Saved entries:
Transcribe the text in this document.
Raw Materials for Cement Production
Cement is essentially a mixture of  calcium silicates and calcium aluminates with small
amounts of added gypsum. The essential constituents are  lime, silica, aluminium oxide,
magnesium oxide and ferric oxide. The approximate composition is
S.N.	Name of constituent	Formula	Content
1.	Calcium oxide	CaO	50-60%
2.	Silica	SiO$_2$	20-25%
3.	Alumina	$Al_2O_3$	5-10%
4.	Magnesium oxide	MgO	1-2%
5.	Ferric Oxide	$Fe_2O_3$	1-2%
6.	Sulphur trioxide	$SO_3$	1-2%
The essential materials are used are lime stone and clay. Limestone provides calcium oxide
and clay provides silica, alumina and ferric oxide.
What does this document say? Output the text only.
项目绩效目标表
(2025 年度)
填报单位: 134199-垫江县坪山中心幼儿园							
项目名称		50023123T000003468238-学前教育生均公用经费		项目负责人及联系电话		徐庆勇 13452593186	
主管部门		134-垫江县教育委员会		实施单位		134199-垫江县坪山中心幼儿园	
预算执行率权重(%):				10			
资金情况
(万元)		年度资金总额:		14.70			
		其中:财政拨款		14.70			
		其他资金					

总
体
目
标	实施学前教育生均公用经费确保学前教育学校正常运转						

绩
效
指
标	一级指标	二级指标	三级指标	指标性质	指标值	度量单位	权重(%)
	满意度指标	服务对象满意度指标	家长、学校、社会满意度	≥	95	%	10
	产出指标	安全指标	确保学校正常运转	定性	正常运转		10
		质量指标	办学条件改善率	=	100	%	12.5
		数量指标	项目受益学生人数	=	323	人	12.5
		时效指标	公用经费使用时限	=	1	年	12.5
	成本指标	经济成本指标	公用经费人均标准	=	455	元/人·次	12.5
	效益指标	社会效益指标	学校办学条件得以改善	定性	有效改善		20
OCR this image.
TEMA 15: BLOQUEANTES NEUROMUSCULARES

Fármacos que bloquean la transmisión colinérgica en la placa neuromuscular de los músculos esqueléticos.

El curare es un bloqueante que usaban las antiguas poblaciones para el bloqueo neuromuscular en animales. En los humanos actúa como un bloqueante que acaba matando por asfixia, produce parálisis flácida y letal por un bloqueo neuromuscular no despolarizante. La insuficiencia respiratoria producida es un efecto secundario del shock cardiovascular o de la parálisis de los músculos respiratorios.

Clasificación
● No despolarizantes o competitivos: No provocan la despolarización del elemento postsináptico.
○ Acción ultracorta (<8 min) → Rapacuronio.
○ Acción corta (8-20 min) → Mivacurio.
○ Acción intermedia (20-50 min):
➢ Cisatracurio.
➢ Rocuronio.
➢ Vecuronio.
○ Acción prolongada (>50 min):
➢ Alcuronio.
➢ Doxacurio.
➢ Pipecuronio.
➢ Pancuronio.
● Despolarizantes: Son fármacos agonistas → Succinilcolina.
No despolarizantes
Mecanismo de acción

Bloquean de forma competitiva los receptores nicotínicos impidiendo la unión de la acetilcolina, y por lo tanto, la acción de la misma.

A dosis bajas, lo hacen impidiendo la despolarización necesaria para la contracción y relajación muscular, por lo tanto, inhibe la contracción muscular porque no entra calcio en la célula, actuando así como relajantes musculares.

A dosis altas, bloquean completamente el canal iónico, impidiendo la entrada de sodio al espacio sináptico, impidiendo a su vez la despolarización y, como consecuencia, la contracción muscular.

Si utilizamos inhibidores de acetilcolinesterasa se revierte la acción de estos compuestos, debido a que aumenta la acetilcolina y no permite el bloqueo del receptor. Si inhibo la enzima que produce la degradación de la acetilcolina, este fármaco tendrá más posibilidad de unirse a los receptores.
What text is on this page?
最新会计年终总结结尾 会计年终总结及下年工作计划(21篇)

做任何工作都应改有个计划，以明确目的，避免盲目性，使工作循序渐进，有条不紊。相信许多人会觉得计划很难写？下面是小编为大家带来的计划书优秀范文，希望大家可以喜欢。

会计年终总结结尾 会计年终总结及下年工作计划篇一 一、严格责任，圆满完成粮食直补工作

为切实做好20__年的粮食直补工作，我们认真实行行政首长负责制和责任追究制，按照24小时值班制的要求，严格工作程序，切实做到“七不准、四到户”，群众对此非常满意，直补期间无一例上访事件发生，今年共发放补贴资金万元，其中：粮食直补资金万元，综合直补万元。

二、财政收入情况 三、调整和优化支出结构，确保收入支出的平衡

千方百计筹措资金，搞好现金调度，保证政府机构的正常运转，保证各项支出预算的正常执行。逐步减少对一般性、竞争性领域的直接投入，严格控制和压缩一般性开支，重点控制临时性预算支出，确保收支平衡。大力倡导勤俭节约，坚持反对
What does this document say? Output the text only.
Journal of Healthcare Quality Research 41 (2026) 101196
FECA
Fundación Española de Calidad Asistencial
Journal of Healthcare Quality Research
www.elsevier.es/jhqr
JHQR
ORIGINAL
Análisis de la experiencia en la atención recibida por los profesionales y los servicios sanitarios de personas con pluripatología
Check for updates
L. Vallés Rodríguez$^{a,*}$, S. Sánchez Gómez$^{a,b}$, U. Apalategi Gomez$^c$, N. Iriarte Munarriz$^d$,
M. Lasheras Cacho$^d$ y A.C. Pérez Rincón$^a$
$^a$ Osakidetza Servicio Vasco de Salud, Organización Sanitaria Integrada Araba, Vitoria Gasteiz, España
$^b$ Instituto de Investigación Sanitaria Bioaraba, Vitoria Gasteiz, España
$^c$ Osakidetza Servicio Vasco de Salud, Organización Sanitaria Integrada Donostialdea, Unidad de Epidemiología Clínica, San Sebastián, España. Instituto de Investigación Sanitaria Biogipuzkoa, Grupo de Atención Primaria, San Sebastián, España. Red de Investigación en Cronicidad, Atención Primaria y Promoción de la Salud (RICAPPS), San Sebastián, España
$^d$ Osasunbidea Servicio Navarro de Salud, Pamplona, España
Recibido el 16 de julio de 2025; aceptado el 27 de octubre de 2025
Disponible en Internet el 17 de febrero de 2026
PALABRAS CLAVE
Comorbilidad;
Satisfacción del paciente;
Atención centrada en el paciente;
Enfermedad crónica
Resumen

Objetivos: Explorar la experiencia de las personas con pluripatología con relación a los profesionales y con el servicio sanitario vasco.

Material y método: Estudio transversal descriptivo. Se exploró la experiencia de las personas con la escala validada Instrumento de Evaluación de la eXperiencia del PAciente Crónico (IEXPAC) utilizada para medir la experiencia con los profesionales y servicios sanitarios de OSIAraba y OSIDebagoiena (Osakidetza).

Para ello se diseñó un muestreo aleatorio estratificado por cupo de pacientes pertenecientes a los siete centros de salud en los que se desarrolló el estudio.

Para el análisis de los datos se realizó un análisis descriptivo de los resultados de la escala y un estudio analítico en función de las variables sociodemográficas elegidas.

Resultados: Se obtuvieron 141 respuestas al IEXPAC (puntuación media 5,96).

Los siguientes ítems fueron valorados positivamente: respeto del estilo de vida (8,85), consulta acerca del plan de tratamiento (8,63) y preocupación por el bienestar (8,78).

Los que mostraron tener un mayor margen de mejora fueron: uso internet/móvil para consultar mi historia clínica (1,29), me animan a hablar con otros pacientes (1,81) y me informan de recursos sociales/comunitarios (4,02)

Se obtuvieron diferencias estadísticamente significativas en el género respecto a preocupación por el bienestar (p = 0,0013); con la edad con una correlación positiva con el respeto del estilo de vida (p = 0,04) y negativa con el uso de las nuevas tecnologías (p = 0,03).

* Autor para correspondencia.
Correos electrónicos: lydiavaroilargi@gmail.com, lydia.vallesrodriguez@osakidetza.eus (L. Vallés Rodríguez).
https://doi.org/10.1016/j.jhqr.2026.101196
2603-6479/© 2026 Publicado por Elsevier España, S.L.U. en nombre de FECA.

EXERCISE OBJECTIVE — Extract all lines from the data in which "provides" is found.

EXERCISE RESULT —
The essential materials are used are lime stone and clay. Limestone provides calcium oxide
and clay provides silica, alumina and ferric oxide.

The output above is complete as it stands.